> TASK INSTRUCTIONS:
Retype every entry in its entirety, without alteration.

**** SUPPLIED RECORDS

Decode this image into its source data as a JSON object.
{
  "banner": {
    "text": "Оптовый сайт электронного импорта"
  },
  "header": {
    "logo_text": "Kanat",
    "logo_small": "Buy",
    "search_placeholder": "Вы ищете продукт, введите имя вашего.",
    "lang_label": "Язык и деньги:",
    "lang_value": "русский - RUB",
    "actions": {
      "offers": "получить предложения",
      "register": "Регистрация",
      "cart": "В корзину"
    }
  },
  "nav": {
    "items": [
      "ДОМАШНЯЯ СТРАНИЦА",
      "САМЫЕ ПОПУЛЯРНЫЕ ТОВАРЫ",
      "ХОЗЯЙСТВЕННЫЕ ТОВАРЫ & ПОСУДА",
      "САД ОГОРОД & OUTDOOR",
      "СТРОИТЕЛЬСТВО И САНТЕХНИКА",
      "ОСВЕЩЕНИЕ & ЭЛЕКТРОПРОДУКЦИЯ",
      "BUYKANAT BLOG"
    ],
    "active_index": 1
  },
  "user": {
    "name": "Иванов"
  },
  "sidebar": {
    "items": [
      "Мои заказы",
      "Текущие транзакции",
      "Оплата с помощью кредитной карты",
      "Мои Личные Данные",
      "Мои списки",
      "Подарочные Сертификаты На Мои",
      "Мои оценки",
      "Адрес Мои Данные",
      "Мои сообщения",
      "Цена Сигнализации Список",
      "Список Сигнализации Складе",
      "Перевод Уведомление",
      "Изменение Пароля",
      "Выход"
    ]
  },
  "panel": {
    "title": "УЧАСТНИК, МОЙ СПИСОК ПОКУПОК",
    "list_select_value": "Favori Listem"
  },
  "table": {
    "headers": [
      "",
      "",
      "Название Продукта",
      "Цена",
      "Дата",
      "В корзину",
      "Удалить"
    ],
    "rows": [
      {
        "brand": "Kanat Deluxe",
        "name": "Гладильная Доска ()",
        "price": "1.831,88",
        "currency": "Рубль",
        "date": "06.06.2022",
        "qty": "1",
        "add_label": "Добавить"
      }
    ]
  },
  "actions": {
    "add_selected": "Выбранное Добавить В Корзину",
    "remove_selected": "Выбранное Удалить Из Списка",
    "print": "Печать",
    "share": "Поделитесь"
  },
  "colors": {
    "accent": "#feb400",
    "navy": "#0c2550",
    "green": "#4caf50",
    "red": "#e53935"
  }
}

********

> TASK RESULT:
Decode this image into its source data as a JSON object.
{
  "banner": {
    "text": "Оптовый сайт электронного импорта"
  },
  "header": {
    "logo_text": "Kanat",
    "logo_small": "Buy",
    "search_placeholder": "Вы ищете продукт, введите имя вашего.",
    "lang_label": "Язык и деньги:",
    "lang_value": "русский - RUB",
    "actions": {
      "offers": "получить предложения",
      "register": "Регистрация",
      "cart": "В корзину"
    }
  },
  "nav": {
    "items": [
      "ДОМАШНЯЯ СТРАНИЦА",
      "САМЫЕ ПОПУЛЯРНЫЕ ТОВАРЫ",
      "ХОЗЯЙСТВЕННЫЕ ТОВАРЫ & ПОСУДА",
      "САД ОГОРОД & OUTDOOR",
      "СТРОИТЕЛЬСТВО И САНТЕХНИКА",
      "ОСВЕЩЕНИЕ & ЭЛЕКТРОПРОДУКЦИЯ",
      "BUYKANAT BLOG"
    ],
    "active_index": 1
  },
  "user": {
    "name": "Иванов"
  },
  "sidebar": {
    "items": [
      "Мои заказы",
      "Текущие транзакции",
      "Оплата с помощью кредитной карты",
      "Мои Личные Данные",
      "Мои списки",
      "Подарочные Сертификаты На Мои",
      "Мои оценки",
      "Адрес Мои Данные",
      "Мои сообщения",
      "Цена Сигнализации Список",
      "Список Сигнализации Складе",
      "Перевод Уведомление",
      "Изменение Пароля",
      "Выход"
    ]
  },
  "panel": {
    "title": "УЧАСТНИК, МОЙ СПИСОК ПОКУПОК",
    "list_select_value": "Favori Listem"
  },
  "table": {
    "headers": [
      "",
      "",
      "Название Продукта",
      "Цена",
      "Дата",
      "В корзину",
      "Удалить"
    ],
    "rows": [
      {
        "brand": "Kanat Deluxe",
        "name": "Гладильная Доска ()",
        "price": "1.831,88",
        "currency": "Рубль",
        "date": "06.06.2022",
        "qty": "1",
        "add_label": "Добавить"
      }
    ]
  },
  "actions": {
    "add_selected": "Выбранное Добавить В Корзину",
    "remove_selected": "Выбранное Удалить Из Списка",
    "print": "Печать",
    "share": "Поделитесь"
  },
  "colors": {
    "accent": "#feb400",
    "navy": "#0c2550",
    "green": "#4caf50",
    "red": "#e53935"
  }
}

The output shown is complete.